• _WHAT TO WORK ON_
Check every line of the material below for the string "panel", and return the ones that have it.

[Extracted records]
◇ ◇ ◇
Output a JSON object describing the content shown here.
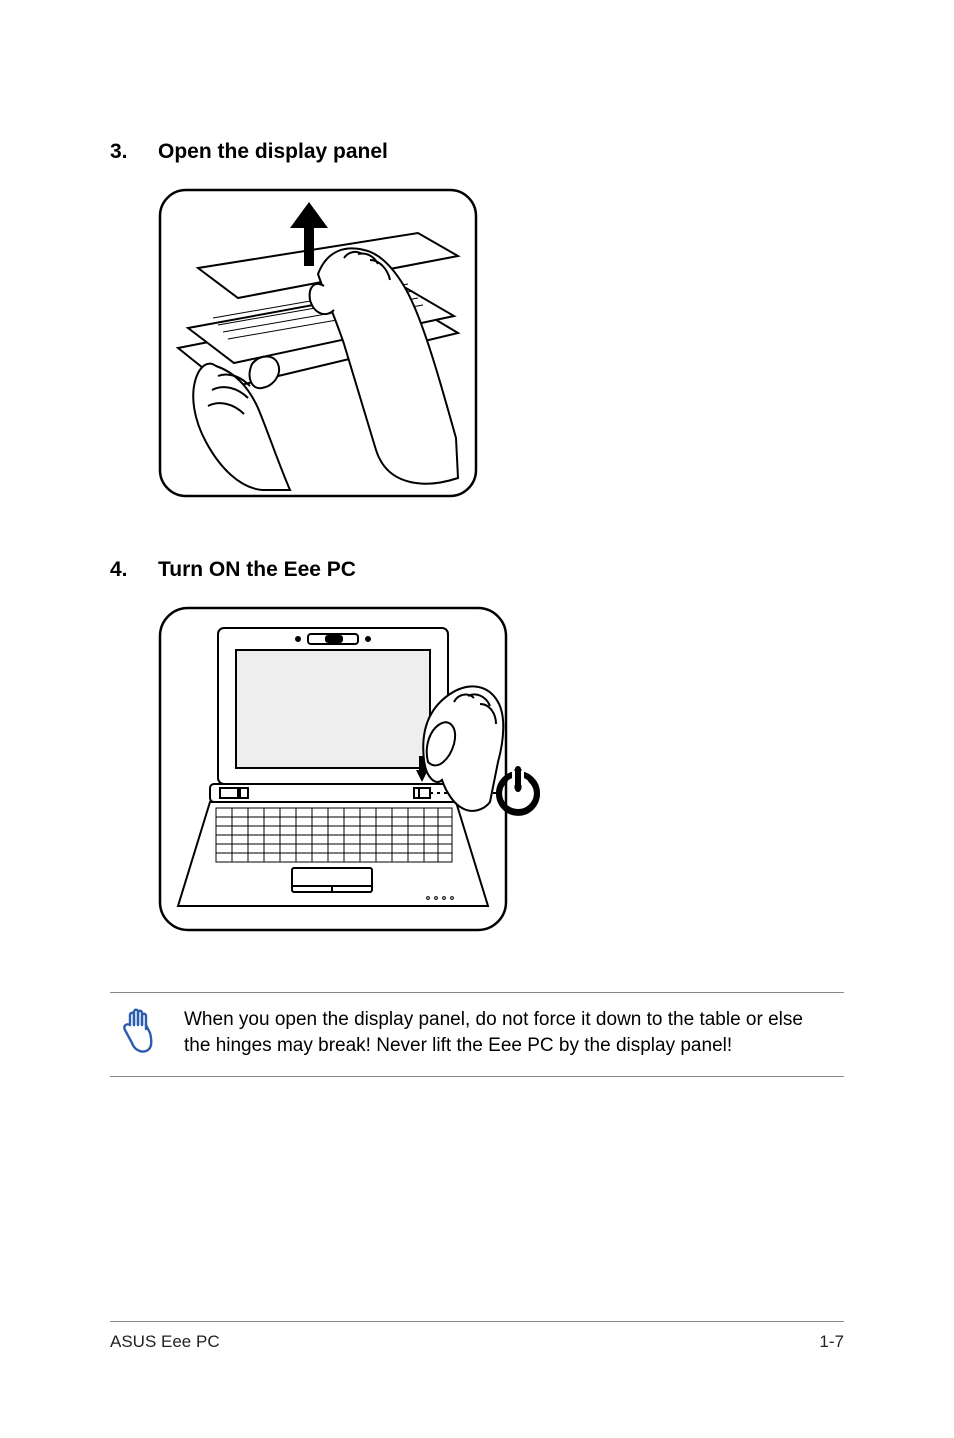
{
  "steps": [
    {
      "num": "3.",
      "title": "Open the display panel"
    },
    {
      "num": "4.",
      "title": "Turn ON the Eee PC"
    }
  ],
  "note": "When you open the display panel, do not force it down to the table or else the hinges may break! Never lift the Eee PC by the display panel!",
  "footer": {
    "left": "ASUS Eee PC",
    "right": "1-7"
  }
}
◇ ◇ ◇
• _RESULT OF THE TASK_
      "title": "Open the display panel"
  "note": "When you open the display panel, do not force it down to the table or else the hinges may break! Never lift the Eee PC by the display panel!",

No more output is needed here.